* **Task item**
Count up the lines below that hold "Fibrotic", then give that count by itself.
Data for the task START
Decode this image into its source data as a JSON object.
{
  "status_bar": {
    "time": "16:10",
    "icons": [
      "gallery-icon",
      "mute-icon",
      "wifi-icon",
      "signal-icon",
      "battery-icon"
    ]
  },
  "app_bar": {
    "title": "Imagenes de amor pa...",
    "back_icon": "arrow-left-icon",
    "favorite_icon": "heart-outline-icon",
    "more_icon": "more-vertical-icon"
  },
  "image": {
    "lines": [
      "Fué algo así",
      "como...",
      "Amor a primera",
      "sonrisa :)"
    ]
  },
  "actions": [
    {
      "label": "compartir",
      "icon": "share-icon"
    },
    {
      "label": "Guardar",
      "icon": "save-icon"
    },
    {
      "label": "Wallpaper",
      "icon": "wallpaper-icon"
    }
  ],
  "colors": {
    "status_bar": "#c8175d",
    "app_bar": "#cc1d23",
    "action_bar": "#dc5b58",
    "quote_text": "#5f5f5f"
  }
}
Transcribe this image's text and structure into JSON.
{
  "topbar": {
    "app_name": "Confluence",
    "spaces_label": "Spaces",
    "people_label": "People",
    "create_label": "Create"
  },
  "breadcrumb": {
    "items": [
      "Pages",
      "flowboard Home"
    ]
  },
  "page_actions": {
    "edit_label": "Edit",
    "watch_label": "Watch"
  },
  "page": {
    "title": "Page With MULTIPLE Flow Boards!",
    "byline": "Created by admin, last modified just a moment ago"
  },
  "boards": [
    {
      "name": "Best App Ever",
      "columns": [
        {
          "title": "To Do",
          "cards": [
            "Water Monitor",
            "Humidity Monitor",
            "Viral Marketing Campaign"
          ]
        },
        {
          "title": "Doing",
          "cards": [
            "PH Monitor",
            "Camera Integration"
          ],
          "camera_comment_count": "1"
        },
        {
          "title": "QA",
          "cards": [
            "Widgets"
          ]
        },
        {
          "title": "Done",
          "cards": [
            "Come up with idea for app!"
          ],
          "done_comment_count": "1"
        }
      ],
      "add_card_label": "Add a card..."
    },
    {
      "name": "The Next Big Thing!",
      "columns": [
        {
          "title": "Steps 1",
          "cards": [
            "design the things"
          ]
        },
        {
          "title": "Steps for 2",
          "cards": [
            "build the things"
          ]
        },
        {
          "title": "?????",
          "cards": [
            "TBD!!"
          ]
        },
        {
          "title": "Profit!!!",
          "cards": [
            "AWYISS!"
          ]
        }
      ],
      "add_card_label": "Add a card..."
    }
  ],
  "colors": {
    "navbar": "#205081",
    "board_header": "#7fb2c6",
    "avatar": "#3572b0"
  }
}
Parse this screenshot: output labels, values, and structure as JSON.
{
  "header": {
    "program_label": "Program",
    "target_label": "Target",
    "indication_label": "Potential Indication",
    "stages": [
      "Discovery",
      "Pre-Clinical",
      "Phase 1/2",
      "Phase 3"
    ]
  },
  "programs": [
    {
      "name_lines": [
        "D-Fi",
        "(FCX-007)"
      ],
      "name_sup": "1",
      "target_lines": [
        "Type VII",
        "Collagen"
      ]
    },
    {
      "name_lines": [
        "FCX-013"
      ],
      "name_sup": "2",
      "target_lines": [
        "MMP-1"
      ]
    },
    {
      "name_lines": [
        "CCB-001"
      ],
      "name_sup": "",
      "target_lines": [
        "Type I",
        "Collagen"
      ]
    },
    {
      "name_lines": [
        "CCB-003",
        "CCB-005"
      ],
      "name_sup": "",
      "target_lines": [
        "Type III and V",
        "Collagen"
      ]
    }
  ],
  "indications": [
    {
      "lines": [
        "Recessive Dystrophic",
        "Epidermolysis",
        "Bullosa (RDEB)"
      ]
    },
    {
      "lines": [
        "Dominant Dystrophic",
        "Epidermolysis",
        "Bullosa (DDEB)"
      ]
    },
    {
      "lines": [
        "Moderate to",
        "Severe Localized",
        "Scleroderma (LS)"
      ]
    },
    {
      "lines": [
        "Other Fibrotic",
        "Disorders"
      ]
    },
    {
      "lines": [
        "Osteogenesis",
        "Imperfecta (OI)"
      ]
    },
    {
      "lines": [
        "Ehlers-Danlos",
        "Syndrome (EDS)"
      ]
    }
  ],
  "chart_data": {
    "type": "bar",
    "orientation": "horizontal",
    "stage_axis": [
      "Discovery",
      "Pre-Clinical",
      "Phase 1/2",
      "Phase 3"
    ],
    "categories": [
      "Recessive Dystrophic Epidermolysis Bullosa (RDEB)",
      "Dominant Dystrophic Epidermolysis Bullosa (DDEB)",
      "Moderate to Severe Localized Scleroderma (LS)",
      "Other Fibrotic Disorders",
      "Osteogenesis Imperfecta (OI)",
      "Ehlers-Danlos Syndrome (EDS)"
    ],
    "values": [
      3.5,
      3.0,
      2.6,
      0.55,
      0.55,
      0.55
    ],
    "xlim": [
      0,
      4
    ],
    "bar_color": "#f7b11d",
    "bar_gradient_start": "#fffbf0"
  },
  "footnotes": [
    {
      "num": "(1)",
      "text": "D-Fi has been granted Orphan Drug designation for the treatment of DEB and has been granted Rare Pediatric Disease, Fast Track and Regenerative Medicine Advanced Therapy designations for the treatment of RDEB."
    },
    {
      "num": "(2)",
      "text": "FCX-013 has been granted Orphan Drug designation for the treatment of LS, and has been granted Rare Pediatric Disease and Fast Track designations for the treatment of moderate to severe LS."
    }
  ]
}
Data for the task END
* **Solution for this problem**
2